• [WHAT YOU NEED TO DO]
Rewrite the listing below with every "ohlc-bar" changed to "price-bar" and everything else kept the same. Leave out the pictures.

• [GIVEN RECORDS]
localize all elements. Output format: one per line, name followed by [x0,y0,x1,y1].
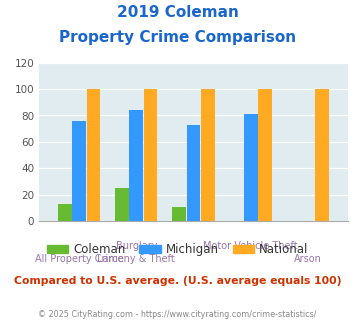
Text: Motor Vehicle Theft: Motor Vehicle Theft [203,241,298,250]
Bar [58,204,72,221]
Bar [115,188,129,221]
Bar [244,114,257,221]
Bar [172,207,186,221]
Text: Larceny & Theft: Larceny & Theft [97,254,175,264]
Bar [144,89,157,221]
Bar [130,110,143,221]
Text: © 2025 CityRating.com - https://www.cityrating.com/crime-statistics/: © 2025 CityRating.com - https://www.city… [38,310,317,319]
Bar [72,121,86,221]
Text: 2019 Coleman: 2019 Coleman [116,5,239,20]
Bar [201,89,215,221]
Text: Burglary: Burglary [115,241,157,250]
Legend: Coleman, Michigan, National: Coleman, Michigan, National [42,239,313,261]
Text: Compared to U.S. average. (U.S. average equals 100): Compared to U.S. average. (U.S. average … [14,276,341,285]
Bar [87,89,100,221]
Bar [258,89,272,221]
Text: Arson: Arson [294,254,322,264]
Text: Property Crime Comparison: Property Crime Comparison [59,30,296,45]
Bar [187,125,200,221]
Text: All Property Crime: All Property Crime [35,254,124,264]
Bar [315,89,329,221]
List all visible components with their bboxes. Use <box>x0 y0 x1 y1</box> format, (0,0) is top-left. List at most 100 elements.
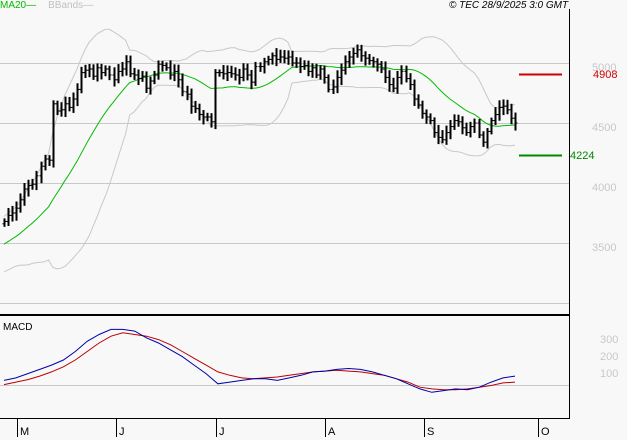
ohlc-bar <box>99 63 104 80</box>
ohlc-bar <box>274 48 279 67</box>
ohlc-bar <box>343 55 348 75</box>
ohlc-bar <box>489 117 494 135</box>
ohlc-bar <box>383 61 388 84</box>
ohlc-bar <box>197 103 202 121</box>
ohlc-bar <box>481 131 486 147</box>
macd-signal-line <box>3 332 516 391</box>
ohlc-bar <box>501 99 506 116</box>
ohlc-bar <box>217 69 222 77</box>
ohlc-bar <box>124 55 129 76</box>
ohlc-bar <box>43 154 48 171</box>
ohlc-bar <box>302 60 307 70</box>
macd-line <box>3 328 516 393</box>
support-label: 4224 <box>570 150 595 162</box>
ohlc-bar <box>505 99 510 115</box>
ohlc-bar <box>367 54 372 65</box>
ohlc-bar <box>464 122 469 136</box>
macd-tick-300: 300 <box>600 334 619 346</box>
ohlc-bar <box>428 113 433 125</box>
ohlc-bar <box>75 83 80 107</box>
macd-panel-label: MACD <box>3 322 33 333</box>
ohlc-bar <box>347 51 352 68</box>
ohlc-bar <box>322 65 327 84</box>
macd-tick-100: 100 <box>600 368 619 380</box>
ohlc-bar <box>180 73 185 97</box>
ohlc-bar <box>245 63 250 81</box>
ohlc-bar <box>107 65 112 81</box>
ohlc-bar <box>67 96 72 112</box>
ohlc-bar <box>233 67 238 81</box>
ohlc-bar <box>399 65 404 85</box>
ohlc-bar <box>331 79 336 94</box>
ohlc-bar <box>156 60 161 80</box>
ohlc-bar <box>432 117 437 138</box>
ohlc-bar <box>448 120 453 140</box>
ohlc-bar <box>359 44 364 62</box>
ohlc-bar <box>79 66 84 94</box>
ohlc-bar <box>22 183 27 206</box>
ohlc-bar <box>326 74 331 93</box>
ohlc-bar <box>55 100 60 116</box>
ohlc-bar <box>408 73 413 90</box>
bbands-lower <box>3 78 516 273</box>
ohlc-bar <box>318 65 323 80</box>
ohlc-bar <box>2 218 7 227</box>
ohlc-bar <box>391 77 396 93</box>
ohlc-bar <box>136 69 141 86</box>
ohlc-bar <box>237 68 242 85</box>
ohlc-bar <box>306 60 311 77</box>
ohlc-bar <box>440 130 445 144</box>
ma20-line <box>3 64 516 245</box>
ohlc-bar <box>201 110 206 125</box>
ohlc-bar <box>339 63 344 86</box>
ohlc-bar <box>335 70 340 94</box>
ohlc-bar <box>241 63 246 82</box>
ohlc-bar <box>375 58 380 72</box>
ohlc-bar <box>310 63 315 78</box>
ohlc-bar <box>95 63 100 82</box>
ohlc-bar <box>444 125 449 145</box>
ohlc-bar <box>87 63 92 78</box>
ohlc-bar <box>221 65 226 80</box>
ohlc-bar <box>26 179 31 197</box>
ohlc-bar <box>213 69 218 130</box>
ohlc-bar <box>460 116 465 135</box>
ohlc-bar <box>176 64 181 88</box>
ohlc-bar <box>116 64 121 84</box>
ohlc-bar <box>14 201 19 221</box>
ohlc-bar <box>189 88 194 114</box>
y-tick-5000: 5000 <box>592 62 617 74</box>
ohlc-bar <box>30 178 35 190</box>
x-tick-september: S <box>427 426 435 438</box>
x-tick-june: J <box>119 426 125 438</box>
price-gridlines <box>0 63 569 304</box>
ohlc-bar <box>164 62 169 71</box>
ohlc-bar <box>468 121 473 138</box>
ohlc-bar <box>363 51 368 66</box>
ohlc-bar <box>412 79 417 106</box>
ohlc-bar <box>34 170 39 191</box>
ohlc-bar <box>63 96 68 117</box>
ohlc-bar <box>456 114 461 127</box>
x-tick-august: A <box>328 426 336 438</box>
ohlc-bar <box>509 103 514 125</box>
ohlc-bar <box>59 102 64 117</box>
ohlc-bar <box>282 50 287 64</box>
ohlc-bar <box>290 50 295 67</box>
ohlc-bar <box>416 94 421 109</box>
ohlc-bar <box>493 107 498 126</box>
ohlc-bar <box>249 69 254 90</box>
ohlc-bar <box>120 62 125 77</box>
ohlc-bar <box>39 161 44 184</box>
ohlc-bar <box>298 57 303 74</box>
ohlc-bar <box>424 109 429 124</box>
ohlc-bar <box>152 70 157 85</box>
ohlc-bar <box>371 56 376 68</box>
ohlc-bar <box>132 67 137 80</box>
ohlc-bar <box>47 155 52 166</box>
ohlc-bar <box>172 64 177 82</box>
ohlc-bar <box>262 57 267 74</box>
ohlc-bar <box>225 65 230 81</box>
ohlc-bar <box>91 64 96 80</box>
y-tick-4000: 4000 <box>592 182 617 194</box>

• [SOLUTION TO THIS EXERCISE]
localize all elements. Output format: one per line, name followed by [x0,y0,x1,y1].
Text: Motor Vehicle Theft: Motor Vehicle Theft [203,241,298,250]
Bar [58,204,72,221]
Bar [115,188,129,221]
Bar [244,114,257,221]
Bar [172,207,186,221]
Text: Larceny & Theft: Larceny & Theft [97,254,175,264]
Bar [144,89,157,221]
Bar [130,110,143,221]
Text: © 2025 CityRating.com - https://www.cityrating.com/crime-statistics/: © 2025 CityRating.com - https://www.city… [38,310,317,319]
Bar [72,121,86,221]
Text: 2019 Coleman: 2019 Coleman [116,5,239,20]
Bar [201,89,215,221]
Text: Burglary: Burglary [115,241,157,250]
Legend: Coleman, Michigan, National: Coleman, Michigan, National [42,239,313,261]
Text: Compared to U.S. average. (U.S. average equals 100): Compared to U.S. average. (U.S. average … [14,276,341,285]
Bar [87,89,100,221]
Bar [258,89,272,221]
Text: Arson: Arson [294,254,322,264]
Text: Property Crime Comparison: Property Crime Comparison [59,30,296,45]
Bar [187,125,200,221]
Text: All Property Crime: All Property Crime [35,254,124,264]
Bar [315,89,329,221]
List all visible components with their bboxes. Use <box>x0 y0 x1 y1</box> format, (0,0) is top-left. List at most 100 elements.
price-bar <box>99 63 104 80</box>
price-bar <box>274 48 279 67</box>
price-bar <box>343 55 348 75</box>
price-bar <box>489 117 494 135</box>
price-bar <box>383 61 388 84</box>
price-bar <box>197 103 202 121</box>
price-bar <box>481 131 486 147</box>
macd-signal-line <box>3 332 516 391</box>
price-bar <box>501 99 506 116</box>
price-bar <box>217 69 222 77</box>
price-bar <box>124 55 129 76</box>
price-bar <box>43 154 48 171</box>
price-bar <box>302 60 307 70</box>
macd-line <box>3 328 516 393</box>
support-label: 4224 <box>570 150 595 162</box>
price-bar <box>505 99 510 115</box>
price-bar <box>367 54 372 65</box>
price-bar <box>464 122 469 136</box>
macd-tick-300: 300 <box>600 334 619 346</box>
price-bar <box>428 113 433 125</box>
price-bar <box>75 83 80 107</box>
macd-panel-label: MACD <box>3 322 33 333</box>
price-bar <box>347 51 352 68</box>
price-bar <box>322 65 327 84</box>
macd-tick-100: 100 <box>600 368 619 380</box>
price-bar <box>180 73 185 97</box>
price-bar <box>245 63 250 81</box>
price-bar <box>107 65 112 81</box>
price-bar <box>67 96 72 112</box>
price-bar <box>233 67 238 81</box>
price-bar <box>399 65 404 85</box>
price-bar <box>331 79 336 94</box>
price-bar <box>156 60 161 80</box>
price-bar <box>432 117 437 138</box>
price-bar <box>448 120 453 140</box>
price-bar <box>359 44 364 62</box>
price-bar <box>79 66 84 94</box>
price-bar <box>22 183 27 206</box>
price-bar <box>326 74 331 93</box>
price-bar <box>55 100 60 116</box>
price-bar <box>408 73 413 90</box>
bbands-lower <box>3 78 516 273</box>
price-bar <box>318 65 323 80</box>
price-bar <box>2 218 7 227</box>
price-bar <box>391 77 396 93</box>
price-bar <box>136 69 141 86</box>
price-bar <box>237 68 242 85</box>
price-bar <box>306 60 311 77</box>
price-bar <box>440 130 445 144</box>
ma20-line <box>3 64 516 245</box>
price-bar <box>201 110 206 125</box>
price-bar <box>339 63 344 86</box>
price-bar <box>335 70 340 94</box>
price-bar <box>241 63 246 82</box>
price-bar <box>375 58 380 72</box>
price-bar <box>310 63 315 78</box>
price-bar <box>95 63 100 82</box>
price-bar <box>444 125 449 145</box>
price-bar <box>87 63 92 78</box>
price-bar <box>221 65 226 80</box>
price-bar <box>26 179 31 197</box>
price-bar <box>213 69 218 130</box>
price-bar <box>460 116 465 135</box>
price-bar <box>176 64 181 88</box>
price-bar <box>116 64 121 84</box>
price-bar <box>14 201 19 221</box>
price-bar <box>189 88 194 114</box>
y-tick-5000: 5000 <box>592 62 617 74</box>
price-bar <box>30 178 35 190</box>
x-tick-september: S <box>427 426 435 438</box>
x-tick-june: J <box>119 426 125 438</box>
price-gridlines <box>0 63 569 304</box>
price-bar <box>164 62 169 71</box>
price-bar <box>468 121 473 138</box>
price-bar <box>363 51 368 66</box>
price-bar <box>412 79 417 106</box>
price-bar <box>34 170 39 191</box>
price-bar <box>63 96 68 117</box>
price-bar <box>456 114 461 127</box>
x-tick-august: A <box>328 426 336 438</box>
price-bar <box>509 103 514 125</box>
price-bar <box>59 102 64 117</box>
price-bar <box>282 50 287 64</box>
price-bar <box>290 50 295 67</box>
price-bar <box>416 94 421 109</box>
price-bar <box>493 107 498 126</box>
price-bar <box>249 69 254 90</box>
price-bar <box>120 62 125 77</box>
price-bar <box>39 161 44 184</box>
price-bar <box>298 57 303 74</box>
price-bar <box>424 109 429 124</box>
price-bar <box>152 70 157 85</box>
price-bar <box>371 56 376 68</box>
price-bar <box>132 67 137 80</box>
price-bar <box>47 155 52 166</box>
price-bar <box>172 64 177 82</box>
price-bar <box>262 57 267 74</box>
price-bar <box>225 65 230 81</box>
price-bar <box>91 64 96 80</box>
y-tick-4000: 4000 <box>592 182 617 194</box>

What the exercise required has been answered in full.